> **Written instruction**: Arrange each line of the records below as a numbered list, skipping any blank lines.

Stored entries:
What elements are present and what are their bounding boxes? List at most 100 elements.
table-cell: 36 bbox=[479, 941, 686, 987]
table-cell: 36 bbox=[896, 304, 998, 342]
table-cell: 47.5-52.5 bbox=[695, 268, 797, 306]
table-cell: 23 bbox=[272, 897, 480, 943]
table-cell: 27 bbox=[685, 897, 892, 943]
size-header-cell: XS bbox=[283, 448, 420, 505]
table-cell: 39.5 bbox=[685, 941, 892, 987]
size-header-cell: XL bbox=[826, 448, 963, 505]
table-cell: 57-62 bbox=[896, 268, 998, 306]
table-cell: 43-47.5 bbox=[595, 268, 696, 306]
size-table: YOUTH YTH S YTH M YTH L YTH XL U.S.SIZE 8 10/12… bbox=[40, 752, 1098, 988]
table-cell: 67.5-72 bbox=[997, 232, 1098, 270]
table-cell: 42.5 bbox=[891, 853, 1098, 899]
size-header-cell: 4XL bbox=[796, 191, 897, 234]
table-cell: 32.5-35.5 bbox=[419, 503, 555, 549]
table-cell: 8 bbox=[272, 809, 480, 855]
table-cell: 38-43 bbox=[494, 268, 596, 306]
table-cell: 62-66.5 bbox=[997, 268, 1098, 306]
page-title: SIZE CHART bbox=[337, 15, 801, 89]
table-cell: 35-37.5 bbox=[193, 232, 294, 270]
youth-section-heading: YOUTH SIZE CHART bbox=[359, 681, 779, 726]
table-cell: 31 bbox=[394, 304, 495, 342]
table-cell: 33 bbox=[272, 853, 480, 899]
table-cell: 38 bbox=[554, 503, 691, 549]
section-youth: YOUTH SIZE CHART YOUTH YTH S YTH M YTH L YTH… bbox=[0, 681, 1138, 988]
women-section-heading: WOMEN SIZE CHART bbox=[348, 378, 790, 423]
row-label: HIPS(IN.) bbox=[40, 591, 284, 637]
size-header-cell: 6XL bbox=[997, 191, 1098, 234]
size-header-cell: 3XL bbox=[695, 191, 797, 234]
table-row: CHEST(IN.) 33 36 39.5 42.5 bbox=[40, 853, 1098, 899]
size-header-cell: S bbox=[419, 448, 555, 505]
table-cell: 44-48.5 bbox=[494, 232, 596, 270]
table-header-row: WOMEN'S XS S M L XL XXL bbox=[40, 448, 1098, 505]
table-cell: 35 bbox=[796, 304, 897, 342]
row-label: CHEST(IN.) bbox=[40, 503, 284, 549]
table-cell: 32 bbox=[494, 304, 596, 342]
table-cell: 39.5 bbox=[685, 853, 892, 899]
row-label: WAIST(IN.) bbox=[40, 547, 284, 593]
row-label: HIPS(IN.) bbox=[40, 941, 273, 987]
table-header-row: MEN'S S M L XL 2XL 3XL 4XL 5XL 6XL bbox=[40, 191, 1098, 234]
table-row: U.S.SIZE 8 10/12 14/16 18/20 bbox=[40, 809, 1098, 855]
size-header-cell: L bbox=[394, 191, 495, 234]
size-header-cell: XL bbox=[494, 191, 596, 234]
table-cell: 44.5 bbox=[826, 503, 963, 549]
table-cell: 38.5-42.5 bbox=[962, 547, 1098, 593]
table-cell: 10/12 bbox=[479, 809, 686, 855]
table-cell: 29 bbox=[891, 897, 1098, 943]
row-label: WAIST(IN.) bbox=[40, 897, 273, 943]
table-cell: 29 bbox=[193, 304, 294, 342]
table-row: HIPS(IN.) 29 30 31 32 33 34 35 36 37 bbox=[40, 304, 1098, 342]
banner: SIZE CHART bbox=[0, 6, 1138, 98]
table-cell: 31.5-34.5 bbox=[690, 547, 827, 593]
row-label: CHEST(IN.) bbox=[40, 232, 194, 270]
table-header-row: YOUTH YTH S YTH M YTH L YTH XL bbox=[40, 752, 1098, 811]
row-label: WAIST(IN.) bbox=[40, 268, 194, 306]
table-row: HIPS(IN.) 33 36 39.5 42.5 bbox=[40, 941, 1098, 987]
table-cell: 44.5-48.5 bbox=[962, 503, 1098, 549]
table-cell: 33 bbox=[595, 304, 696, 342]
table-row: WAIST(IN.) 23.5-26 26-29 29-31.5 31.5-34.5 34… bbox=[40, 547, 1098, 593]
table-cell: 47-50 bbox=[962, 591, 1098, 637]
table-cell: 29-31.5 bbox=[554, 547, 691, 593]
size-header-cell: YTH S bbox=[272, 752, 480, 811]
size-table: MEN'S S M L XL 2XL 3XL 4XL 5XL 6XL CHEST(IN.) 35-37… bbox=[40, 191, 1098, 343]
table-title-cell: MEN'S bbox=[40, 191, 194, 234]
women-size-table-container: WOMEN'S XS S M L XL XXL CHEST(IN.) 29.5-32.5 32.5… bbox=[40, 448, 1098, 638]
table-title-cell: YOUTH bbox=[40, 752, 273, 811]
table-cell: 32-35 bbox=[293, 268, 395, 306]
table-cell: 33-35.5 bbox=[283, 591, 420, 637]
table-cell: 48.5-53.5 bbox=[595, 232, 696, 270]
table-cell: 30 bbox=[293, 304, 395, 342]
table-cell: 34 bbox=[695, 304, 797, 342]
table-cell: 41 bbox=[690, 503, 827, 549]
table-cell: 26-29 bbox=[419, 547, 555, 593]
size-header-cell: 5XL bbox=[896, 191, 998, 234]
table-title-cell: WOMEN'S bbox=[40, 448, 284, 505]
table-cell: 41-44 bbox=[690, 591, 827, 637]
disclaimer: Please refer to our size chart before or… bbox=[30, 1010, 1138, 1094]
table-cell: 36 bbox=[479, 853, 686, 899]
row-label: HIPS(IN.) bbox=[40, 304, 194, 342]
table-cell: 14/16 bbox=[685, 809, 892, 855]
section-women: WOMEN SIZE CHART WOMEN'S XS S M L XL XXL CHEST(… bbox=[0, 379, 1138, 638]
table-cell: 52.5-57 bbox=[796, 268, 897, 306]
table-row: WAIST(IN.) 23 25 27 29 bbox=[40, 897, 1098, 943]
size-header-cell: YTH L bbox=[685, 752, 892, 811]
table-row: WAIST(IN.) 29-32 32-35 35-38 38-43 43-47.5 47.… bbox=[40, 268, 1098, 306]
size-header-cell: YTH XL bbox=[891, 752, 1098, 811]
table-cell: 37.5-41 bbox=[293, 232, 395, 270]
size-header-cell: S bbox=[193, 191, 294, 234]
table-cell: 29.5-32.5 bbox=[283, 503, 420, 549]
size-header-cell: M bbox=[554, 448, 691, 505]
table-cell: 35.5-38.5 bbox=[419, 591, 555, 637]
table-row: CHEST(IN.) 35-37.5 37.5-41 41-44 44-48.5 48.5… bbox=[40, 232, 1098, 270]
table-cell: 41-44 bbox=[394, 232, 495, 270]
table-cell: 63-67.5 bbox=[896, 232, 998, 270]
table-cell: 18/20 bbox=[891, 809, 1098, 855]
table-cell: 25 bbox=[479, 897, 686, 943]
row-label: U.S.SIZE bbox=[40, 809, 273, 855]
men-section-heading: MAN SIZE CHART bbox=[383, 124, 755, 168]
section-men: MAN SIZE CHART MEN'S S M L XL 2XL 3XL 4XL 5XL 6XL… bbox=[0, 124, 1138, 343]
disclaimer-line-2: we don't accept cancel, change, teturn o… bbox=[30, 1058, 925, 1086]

> **Exercise result**:
1. What elements are present and what are their bounding boxes? List at most 100 elements.
2. table-cell: 36 bbox=[479, 941, 686, 987]
3. table-cell: 36 bbox=[896, 304, 998, 342]
4. table-cell: 47.5-52.5 bbox=[695, 268, 797, 306]
5. table-cell: 23 bbox=[272, 897, 480, 943]
6. table-cell: 27 bbox=[685, 897, 892, 943]
7. size-header-cell: XS bbox=[283, 448, 420, 505]
8. table-cell: 39.5 bbox=[685, 941, 892, 987]
9. size-header-cell: XL bbox=[826, 448, 963, 505]
10. table-cell: 57-62 bbox=[896, 268, 998, 306]
11. table-cell: 43-47.5 bbox=[595, 268, 696, 306]
12. size-table: YOUTH YTH S YTH M YTH L YTH XL U.S.SIZE 8 10/12… bbox=[40, 752, 1098, 988]
13. table-cell: 67.5-72 bbox=[997, 232, 1098, 270]
14. table-cell: 42.5 bbox=[891, 853, 1098, 899]
15. size-header-cell: 4XL bbox=[796, 191, 897, 234]
16. table-cell: 32.5-35.5 bbox=[419, 503, 555, 549]
17. table-cell: 8 bbox=[272, 809, 480, 855]
18. table-cell: 38-43 bbox=[494, 268, 596, 306]
19. table-cell: 62-66.5 bbox=[997, 268, 1098, 306]
20. page-title: SIZE CHART bbox=[337, 15, 801, 89]
21. table-cell: 35-37.5 bbox=[193, 232, 294, 270]
22. youth-section-heading: YOUTH SIZE CHART bbox=[359, 681, 779, 726]
23. table-cell: 31 bbox=[394, 304, 495, 342]
24. table-cell: 33 bbox=[272, 853, 480, 899]
25. table-cell: 38 bbox=[554, 503, 691, 549]
26. section-youth: YOUTH SIZE CHART YOUTH YTH S YTH M YTH L YTH… bbox=[0, 681, 1138, 988]
27. women-section-heading: WOMEN SIZE CHART bbox=[348, 378, 790, 423]
28. row-label: HIPS(IN.) bbox=[40, 591, 284, 637]
29. size-header-cell: 6XL bbox=[997, 191, 1098, 234]
30. size-header-cell: 3XL bbox=[695, 191, 797, 234]
31. table-row: CHEST(IN.) 33 36 39.5 42.5 bbox=[40, 853, 1098, 899]
32. size-header-cell: S bbox=[419, 448, 555, 505]
33. table-cell: 44-48.5 bbox=[494, 232, 596, 270]
34. table-header-row: WOMEN'S XS S M L XL XXL bbox=[40, 448, 1098, 505]
35. table-cell: 35 bbox=[796, 304, 897, 342]
36. row-label: CHEST(IN.) bbox=[40, 503, 284, 549]
37. table-cell: 32 bbox=[494, 304, 596, 342]
38. table-cell: 39.5 bbox=[685, 853, 892, 899]
39. row-label: WAIST(IN.) bbox=[40, 547, 284, 593]
40. row-label: HIPS(IN.) bbox=[40, 941, 273, 987]
41. table-header-row: MEN'S S M L XL 2XL 3XL 4XL 5XL 6XL bbox=[40, 191, 1098, 234]
42. table-row: U.S.SIZE 8 10/12 14/16 18/20 bbox=[40, 809, 1098, 855]
43. size-header-cell: L bbox=[394, 191, 495, 234]
44. size-header-cell: XL bbox=[494, 191, 596, 234]
45. table-cell: 44.5 bbox=[826, 503, 963, 549]
46. table-cell: 38.5-42.5 bbox=[962, 547, 1098, 593]
47. table-cell: 10/12 bbox=[479, 809, 686, 855]
48. table-cell: 29 bbox=[891, 897, 1098, 943]
49. row-label: WAIST(IN.) bbox=[40, 897, 273, 943]
50. table-cell: 29 bbox=[193, 304, 294, 342]
51. table-row: HIPS(IN.) 29 30 31 32 33 34 35 36 37 bbox=[40, 304, 1098, 342]
52. banner: SIZE CHART bbox=[0, 6, 1138, 98]
53. table-cell: 31.5-34.5 bbox=[690, 547, 827, 593]
54. row-label: CHEST(IN.) bbox=[40, 232, 194, 270]
55. table-header-row: YOUTH YTH S YTH M YTH L YTH XL bbox=[40, 752, 1098, 811]
56. row-label: WAIST(IN.) bbox=[40, 268, 194, 306]
57. table-row: HIPS(IN.) 33 36 39.5 42.5 bbox=[40, 941, 1098, 987]
58. table-cell: 44.5-48.5 bbox=[962, 503, 1098, 549]
59. table-cell: 33 bbox=[595, 304, 696, 342]
60. table-row: WAIST(IN.) 23.5-26 26-29 29-31.5 31.5-34.5 34… bbox=[40, 547, 1098, 593]
61. table-cell: 47-50 bbox=[962, 591, 1098, 637]
62. table-cell: 29-31.5 bbox=[554, 547, 691, 593]
63. size-header-cell: YTH S bbox=[272, 752, 480, 811]
64. size-table: MEN'S S M L XL 2XL 3XL 4XL 5XL 6XL CHEST(IN.) 35-37… bbox=[40, 191, 1098, 343]
65. table-title-cell: MEN'S bbox=[40, 191, 194, 234]
66. women-size-table-container: WOMEN'S XS S M L XL XXL CHEST(IN.) 29.5-32.5 32.5… bbox=[40, 448, 1098, 638]
67. table-title-cell: YOUTH bbox=[40, 752, 273, 811]
68. table-cell: 32-35 bbox=[293, 268, 395, 306]
69. table-cell: 33-35.5 bbox=[283, 591, 420, 637]
70. table-cell: 48.5-53.5 bbox=[595, 232, 696, 270]
71. table-cell: 30 bbox=[293, 304, 395, 342]
72. table-cell: 34 bbox=[695, 304, 797, 342]
73. table-cell: 41 bbox=[690, 503, 827, 549]
74. table-cell: 26-29 bbox=[419, 547, 555, 593]
75. size-header-cell: 5XL bbox=[896, 191, 998, 234]
76. table-title-cell: WOMEN'S bbox=[40, 448, 284, 505]
77. table-cell: 41-44 bbox=[690, 591, 827, 637]
78. disclaimer: Please refer to our size chart before or… bbox=[30, 1010, 1138, 1094]
79. table-cell: 36 bbox=[479, 853, 686, 899]
80. row-label: HIPS(IN.) bbox=[40, 304, 194, 342]
81. table-cell: 14/16 bbox=[685, 809, 892, 855]
82. section-women: WOMEN SIZE CHART WOMEN'S XS S M L XL XXL CHEST(… bbox=[0, 379, 1138, 638]
83. table-cell: 52.5-57 bbox=[796, 268, 897, 306]
84. table-row: WAIST(IN.) 23 25 27 29 bbox=[40, 897, 1098, 943]
85. size-header-cell: YTH L bbox=[685, 752, 892, 811]
86. table-row: WAIST(IN.) 29-32 32-35 35-38 38-43 43-47.5 47.… bbox=[40, 268, 1098, 306]
87. size-header-cell: YTH XL bbox=[891, 752, 1098, 811]
88. table-cell: 37.5-41 bbox=[293, 232, 395, 270]
89. size-header-cell: S bbox=[193, 191, 294, 234]
90. table-cell: 29.5-32.5 bbox=[283, 503, 420, 549]
91. size-header-cell: M bbox=[554, 448, 691, 505]
92. table-cell: 35.5-38.5 bbox=[419, 591, 555, 637]
93. table-row: CHEST(IN.) 35-37.5 37.5-41 41-44 44-48.5 48.5… bbox=[40, 232, 1098, 270]
94. table-cell: 41-44 bbox=[394, 232, 495, 270]
95. table-cell: 63-67.5 bbox=[896, 232, 998, 270]
96. table-cell: 18/20 bbox=[891, 809, 1098, 855]
97. table-cell: 25 bbox=[479, 897, 686, 943]
98. row-label: U.S.SIZE bbox=[40, 809, 273, 855]
99. men-section-heading: MAN SIZE CHART bbox=[383, 124, 755, 168]
100. section-men: MAN SIZE CHART MEN'S S M L XL 2XL 3XL 4XL 5XL 6XL… bbox=[0, 124, 1138, 343]
101. disclaimer-line-2: we don't accept cancel, change, teturn o… bbox=[30, 1058, 925, 1086]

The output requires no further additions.